***** Source material
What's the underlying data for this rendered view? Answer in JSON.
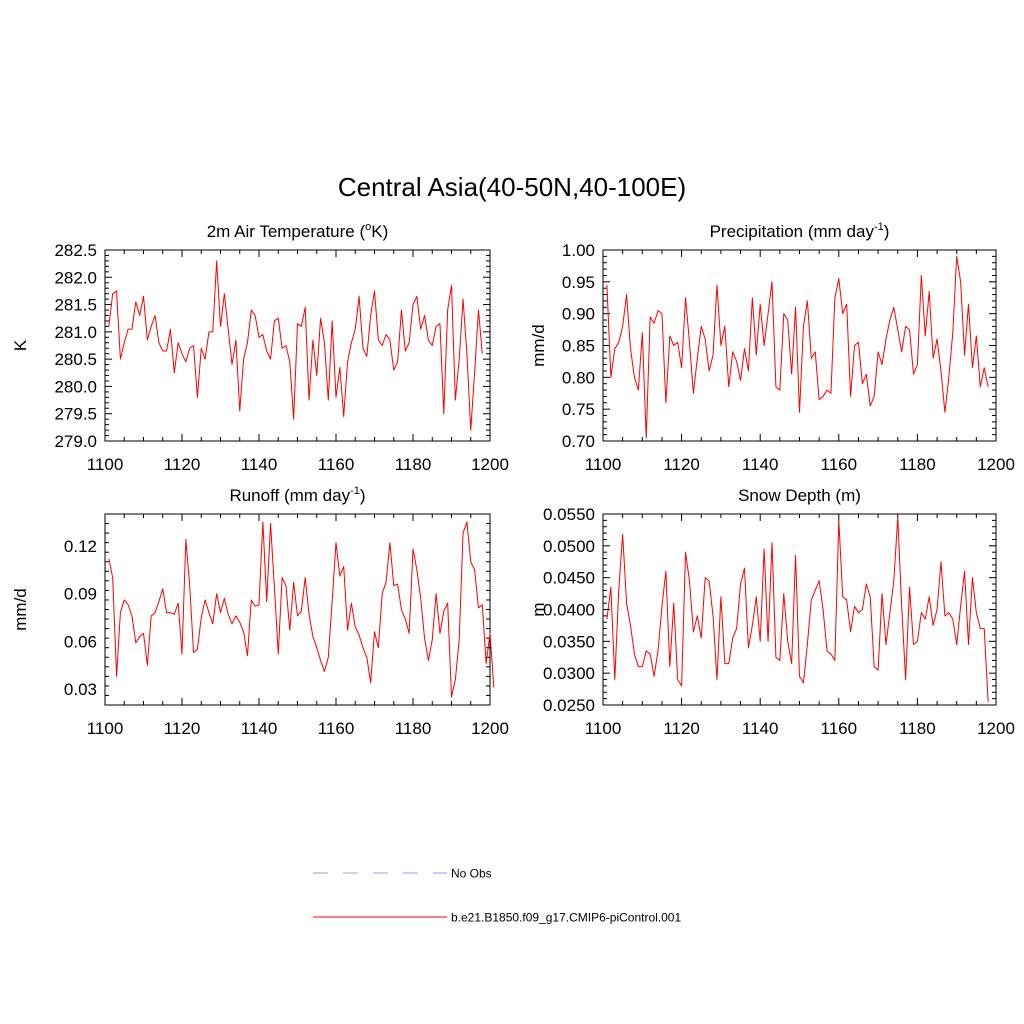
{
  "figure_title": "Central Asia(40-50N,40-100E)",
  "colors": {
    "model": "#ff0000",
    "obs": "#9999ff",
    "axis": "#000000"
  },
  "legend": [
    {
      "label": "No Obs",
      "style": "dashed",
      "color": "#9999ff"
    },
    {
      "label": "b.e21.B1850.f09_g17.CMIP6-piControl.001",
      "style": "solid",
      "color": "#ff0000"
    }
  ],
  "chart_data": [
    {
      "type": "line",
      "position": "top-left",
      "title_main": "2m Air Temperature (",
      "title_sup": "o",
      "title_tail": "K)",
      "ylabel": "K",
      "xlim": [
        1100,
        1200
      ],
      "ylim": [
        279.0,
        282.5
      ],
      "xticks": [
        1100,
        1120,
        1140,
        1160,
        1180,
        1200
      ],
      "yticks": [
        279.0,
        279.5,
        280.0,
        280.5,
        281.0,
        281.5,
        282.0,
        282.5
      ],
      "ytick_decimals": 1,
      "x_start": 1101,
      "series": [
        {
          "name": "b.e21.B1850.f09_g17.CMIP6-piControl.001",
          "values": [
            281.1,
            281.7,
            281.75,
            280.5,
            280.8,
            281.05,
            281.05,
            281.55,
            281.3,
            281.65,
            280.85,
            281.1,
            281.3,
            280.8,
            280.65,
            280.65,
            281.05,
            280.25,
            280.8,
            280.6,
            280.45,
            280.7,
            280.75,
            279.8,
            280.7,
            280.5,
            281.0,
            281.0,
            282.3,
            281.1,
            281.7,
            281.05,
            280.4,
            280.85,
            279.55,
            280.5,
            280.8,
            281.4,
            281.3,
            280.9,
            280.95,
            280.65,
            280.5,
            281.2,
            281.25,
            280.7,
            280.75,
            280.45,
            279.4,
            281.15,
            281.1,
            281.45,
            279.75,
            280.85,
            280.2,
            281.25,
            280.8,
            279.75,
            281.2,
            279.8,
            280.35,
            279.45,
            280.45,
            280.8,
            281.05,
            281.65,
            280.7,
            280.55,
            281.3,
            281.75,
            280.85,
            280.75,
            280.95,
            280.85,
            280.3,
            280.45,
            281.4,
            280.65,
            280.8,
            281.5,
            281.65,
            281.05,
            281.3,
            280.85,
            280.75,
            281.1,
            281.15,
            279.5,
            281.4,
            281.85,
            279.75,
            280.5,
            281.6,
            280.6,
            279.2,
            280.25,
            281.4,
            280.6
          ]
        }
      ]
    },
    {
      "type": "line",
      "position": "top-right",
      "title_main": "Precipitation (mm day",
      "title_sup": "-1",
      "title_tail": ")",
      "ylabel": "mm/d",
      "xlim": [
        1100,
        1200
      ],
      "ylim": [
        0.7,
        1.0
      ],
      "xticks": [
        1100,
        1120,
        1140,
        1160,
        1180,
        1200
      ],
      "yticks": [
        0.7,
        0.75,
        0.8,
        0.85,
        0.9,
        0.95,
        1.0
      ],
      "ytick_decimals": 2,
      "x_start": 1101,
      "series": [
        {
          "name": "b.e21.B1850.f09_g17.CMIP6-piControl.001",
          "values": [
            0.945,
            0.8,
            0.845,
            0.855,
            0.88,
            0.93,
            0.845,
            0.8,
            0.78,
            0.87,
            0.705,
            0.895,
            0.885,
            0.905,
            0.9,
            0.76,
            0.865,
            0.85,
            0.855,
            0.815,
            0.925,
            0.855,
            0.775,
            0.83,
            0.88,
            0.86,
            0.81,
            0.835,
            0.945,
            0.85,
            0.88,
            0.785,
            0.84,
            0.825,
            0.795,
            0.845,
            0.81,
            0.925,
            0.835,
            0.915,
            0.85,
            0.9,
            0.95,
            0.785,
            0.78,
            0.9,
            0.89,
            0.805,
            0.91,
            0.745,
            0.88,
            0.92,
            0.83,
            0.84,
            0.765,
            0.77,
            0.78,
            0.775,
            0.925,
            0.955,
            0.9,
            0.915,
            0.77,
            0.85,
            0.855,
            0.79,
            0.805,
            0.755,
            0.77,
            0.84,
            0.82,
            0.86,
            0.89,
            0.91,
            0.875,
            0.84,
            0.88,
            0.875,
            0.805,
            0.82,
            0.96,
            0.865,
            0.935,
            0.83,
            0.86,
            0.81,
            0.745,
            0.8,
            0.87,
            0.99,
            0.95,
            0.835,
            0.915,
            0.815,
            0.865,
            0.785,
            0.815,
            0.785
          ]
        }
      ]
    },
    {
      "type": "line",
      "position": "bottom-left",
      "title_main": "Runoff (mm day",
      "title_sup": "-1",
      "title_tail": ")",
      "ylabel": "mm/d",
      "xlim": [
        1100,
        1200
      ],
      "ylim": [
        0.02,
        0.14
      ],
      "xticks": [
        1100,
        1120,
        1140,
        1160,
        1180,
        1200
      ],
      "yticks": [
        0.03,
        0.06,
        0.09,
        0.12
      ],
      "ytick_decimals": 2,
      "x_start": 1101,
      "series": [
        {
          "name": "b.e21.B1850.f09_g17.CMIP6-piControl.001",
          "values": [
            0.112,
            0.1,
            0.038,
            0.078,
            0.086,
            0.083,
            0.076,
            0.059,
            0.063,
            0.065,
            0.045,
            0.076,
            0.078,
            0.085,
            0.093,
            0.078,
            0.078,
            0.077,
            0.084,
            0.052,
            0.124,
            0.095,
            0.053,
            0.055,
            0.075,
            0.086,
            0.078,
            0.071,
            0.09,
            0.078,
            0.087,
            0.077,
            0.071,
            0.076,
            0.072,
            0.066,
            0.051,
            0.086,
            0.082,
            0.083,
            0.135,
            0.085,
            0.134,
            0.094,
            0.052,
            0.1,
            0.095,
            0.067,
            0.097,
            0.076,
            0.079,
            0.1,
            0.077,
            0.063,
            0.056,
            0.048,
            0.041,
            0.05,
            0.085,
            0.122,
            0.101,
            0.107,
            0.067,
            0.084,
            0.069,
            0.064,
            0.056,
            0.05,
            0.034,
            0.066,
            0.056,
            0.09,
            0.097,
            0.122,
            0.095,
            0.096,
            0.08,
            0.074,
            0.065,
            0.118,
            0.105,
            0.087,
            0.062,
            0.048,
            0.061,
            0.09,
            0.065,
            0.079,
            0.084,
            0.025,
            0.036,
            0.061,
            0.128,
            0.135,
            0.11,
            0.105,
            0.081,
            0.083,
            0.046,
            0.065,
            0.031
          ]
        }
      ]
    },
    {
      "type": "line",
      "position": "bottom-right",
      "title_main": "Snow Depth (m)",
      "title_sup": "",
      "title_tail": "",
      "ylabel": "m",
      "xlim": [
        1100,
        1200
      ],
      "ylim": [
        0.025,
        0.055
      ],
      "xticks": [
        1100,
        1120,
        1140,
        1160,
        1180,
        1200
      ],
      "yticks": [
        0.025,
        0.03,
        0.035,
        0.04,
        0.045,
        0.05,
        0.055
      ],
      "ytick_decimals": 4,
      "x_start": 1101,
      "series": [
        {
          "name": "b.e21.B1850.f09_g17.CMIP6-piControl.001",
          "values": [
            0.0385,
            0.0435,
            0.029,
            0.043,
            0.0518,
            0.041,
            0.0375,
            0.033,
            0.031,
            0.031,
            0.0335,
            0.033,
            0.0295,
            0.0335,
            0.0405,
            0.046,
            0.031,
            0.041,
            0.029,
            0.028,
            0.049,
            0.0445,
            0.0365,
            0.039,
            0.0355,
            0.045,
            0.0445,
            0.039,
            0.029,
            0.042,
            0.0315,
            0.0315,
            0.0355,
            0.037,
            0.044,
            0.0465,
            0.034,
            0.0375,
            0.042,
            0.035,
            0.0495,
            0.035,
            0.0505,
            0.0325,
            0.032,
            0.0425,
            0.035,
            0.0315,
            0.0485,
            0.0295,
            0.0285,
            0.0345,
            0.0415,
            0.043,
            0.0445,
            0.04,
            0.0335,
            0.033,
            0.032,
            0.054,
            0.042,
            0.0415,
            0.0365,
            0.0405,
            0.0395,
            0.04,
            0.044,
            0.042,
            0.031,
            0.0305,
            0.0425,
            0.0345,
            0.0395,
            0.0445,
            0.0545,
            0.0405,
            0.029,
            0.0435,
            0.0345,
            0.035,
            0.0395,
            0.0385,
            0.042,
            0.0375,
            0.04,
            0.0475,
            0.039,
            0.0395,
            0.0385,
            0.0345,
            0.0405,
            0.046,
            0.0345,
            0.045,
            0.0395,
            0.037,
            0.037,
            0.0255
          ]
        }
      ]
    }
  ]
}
**********
Find the string "bottom" in the entries above and return each line that holds it.

      "position": "bottom-left",
      "position": "bottom-right",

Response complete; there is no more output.